---------- ENTRIES SHOWN ----------
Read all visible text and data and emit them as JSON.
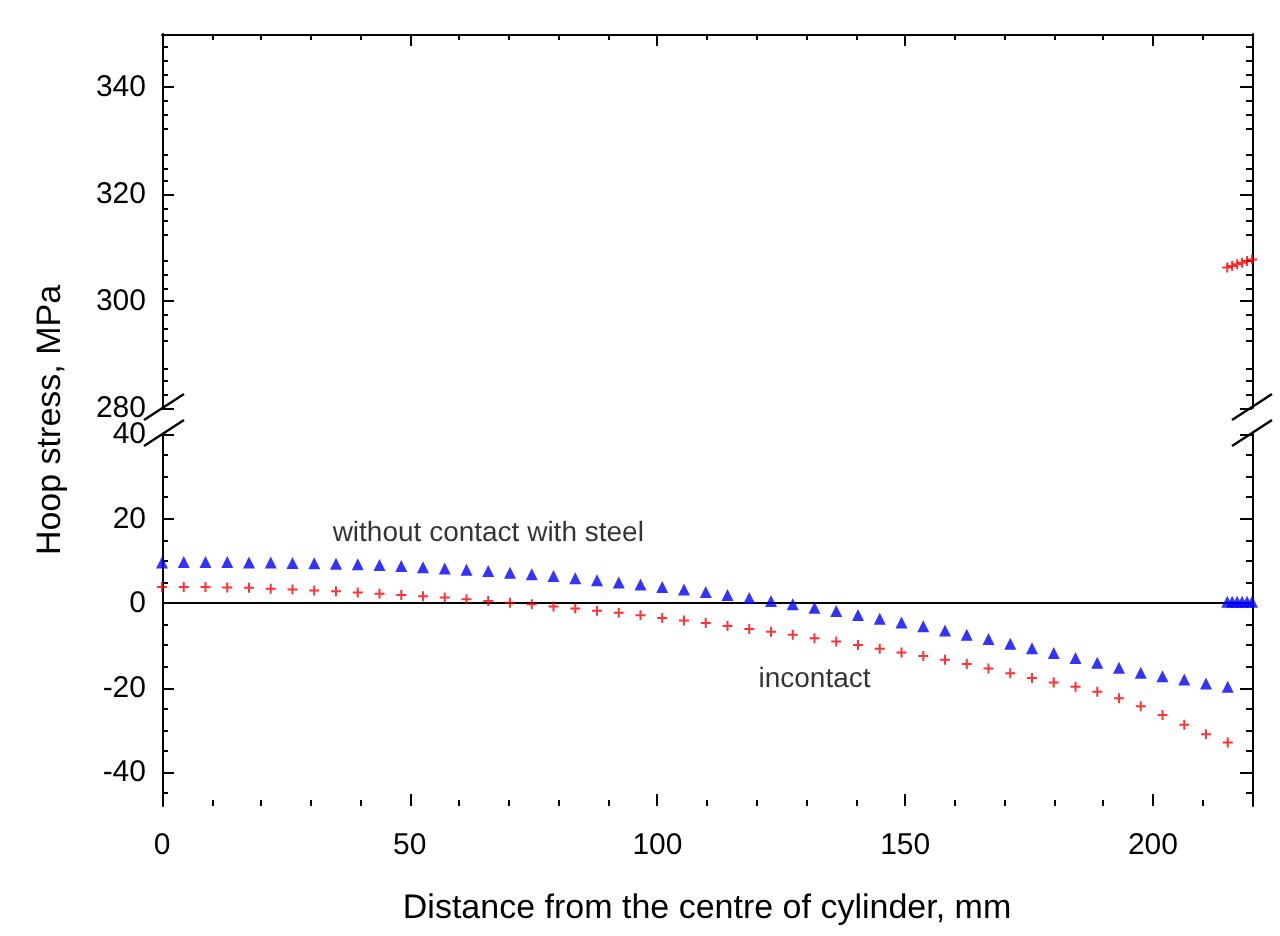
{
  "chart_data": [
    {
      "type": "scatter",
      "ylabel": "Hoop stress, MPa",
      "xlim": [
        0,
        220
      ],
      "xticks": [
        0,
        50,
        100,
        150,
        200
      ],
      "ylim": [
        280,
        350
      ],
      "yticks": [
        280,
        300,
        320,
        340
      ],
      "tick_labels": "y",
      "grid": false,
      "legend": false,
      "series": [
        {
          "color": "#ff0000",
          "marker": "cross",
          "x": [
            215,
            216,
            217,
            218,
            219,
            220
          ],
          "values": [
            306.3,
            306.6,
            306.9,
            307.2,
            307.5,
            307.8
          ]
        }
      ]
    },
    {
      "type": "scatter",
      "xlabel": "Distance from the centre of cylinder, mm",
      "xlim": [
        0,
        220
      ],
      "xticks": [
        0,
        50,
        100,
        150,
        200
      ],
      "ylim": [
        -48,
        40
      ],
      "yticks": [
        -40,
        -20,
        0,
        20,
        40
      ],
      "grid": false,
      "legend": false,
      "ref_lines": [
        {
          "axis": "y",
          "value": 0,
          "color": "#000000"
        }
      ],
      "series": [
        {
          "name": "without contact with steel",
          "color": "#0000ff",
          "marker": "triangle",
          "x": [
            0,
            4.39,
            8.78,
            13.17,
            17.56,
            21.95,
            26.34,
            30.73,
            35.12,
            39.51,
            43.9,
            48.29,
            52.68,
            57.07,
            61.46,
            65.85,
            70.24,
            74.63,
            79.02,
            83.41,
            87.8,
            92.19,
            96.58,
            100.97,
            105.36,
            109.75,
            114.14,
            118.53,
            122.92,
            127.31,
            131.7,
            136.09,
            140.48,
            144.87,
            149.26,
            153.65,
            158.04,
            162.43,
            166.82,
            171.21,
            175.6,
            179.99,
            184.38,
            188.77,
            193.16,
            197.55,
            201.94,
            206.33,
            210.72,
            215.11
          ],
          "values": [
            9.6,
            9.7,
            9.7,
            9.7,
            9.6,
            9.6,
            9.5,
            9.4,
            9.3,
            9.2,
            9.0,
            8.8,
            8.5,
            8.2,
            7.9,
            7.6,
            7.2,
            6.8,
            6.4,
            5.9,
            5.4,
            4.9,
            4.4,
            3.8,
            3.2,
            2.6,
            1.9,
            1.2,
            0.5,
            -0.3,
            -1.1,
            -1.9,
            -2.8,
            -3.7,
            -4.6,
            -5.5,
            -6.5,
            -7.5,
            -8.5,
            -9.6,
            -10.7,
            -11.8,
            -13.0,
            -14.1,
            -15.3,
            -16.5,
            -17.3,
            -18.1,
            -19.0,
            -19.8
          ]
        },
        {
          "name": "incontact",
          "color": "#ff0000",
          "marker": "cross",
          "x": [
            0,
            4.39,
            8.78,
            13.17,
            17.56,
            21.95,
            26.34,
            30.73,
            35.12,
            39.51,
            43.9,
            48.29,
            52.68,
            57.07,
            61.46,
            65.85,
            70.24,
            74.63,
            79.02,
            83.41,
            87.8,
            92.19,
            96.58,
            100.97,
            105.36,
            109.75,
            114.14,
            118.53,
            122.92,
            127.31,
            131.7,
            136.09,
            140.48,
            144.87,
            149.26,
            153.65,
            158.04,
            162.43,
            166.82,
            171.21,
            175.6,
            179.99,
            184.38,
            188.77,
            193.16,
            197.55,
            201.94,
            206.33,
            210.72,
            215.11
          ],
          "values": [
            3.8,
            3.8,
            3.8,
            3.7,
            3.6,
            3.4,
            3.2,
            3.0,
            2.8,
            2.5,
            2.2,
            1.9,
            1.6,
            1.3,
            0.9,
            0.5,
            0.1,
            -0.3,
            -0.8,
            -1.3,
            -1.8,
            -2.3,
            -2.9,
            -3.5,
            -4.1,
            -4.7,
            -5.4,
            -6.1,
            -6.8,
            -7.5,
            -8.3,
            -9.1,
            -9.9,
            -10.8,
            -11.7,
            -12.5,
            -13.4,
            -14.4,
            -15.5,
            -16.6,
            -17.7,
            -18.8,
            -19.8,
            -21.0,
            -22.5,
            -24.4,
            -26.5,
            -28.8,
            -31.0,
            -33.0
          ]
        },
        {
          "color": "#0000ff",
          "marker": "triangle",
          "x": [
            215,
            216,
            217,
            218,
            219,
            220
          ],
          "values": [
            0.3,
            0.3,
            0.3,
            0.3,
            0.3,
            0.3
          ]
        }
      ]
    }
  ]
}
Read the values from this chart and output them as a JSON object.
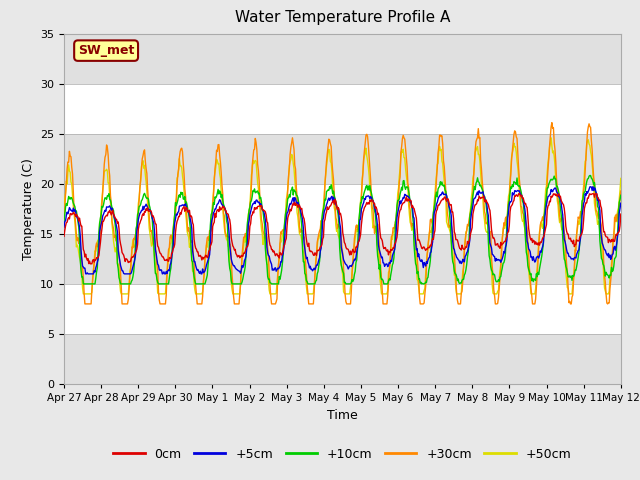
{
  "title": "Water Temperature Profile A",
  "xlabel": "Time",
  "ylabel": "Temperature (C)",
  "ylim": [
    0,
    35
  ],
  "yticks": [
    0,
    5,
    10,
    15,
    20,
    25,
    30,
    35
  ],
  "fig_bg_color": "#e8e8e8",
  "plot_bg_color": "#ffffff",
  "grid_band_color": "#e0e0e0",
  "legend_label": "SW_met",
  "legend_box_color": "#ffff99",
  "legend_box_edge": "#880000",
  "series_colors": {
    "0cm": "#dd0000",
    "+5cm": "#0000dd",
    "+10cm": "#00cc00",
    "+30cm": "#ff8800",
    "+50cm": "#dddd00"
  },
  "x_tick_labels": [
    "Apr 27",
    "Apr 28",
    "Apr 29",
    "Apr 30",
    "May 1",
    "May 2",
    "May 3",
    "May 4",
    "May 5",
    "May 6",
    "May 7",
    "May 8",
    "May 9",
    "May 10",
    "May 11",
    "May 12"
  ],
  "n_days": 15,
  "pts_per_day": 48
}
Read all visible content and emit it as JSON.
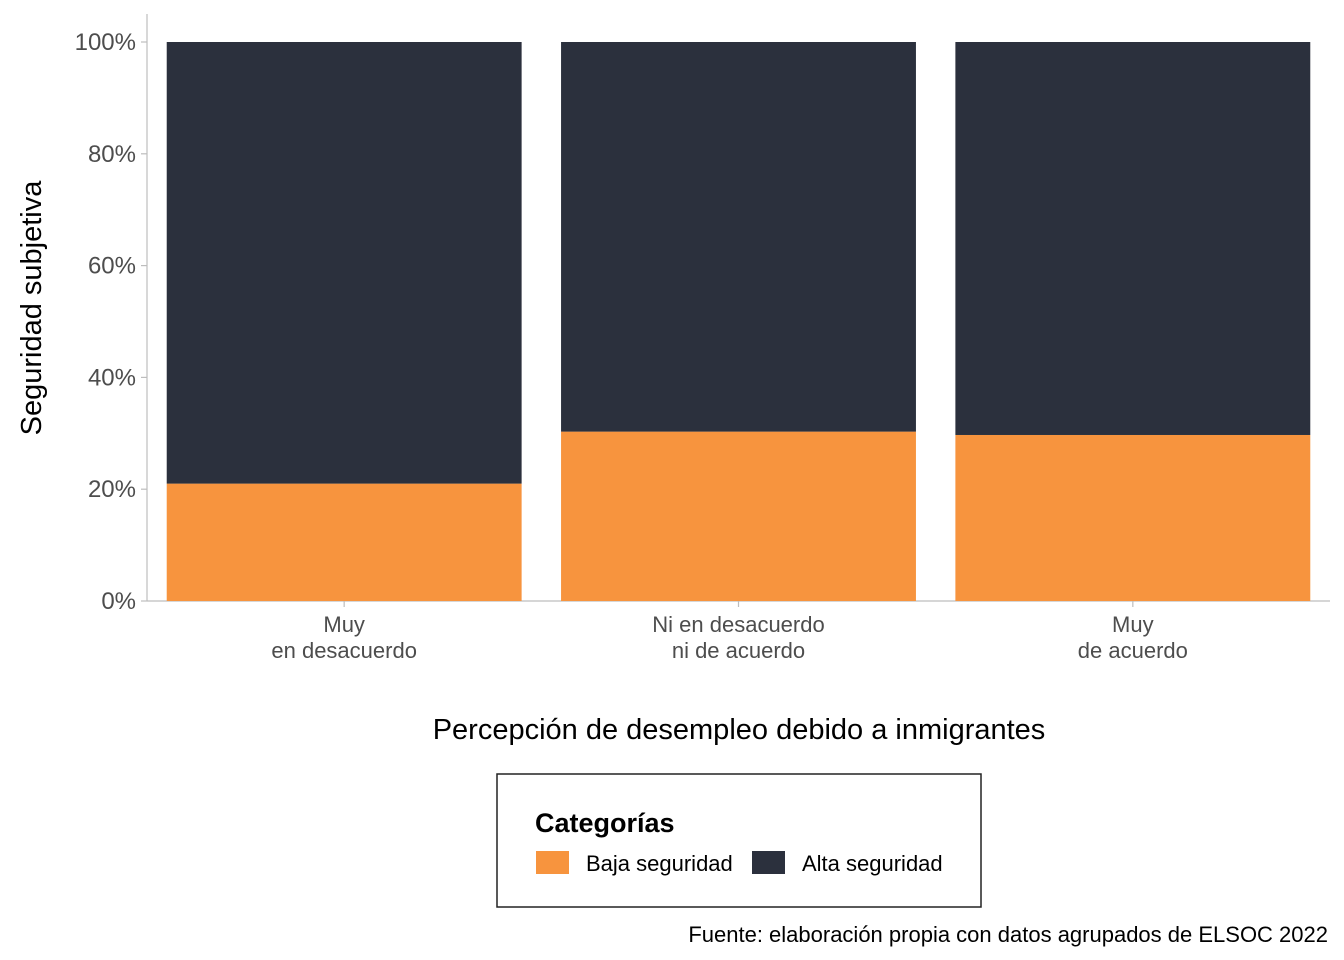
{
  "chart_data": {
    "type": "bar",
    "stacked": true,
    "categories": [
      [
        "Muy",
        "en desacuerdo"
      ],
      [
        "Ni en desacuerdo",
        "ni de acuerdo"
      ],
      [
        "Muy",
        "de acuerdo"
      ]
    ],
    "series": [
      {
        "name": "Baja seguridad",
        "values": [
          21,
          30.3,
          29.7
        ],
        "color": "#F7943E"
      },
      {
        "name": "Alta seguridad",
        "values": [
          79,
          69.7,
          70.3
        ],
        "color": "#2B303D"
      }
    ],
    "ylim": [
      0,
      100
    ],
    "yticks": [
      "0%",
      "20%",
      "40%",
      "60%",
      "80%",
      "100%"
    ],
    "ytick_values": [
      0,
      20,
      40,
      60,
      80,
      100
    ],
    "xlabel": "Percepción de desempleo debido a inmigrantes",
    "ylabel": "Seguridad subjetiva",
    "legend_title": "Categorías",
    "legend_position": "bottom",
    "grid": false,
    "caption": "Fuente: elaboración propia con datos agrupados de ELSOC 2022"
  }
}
----------
■ TASK PROMPT ■
Output the line containing "Read all visible content and emit it as JSON." along with every line after it to the end of the material, exactly as written, but without pictures.

■ SOLUTION TO THE EXERCISE ■
Read all visible content and emit it as JSON.
{
  "chart_data": {
    "type": "bar",
    "stacked": true,
    "categories": [
      [
        "Muy",
        "en desacuerdo"
      ],
      [
        "Ni en desacuerdo",
        "ni de acuerdo"
      ],
      [
        "Muy",
        "de acuerdo"
      ]
    ],
    "series": [
      {
        "name": "Baja seguridad",
        "values": [
          21,
          30.3,
          29.7
        ],
        "color": "#F7943E"
      },
      {
        "name": "Alta seguridad",
        "values": [
          79,
          69.7,
          70.3
        ],
        "color": "#2B303D"
      }
    ],
    "ylim": [
      0,
      100
    ],
    "yticks": [
      "0%",
      "20%",
      "40%",
      "60%",
      "80%",
      "100%"
    ],
    "ytick_values": [
      0,
      20,
      40,
      60,
      80,
      100
    ],
    "xlabel": "Percepción de desempleo debido a inmigrantes",
    "ylabel": "Seguridad subjetiva",
    "legend_title": "Categorías",
    "legend_position": "bottom",
    "grid": false,
    "caption": "Fuente: elaboración propia con datos agrupados de ELSOC 2022"
  }
}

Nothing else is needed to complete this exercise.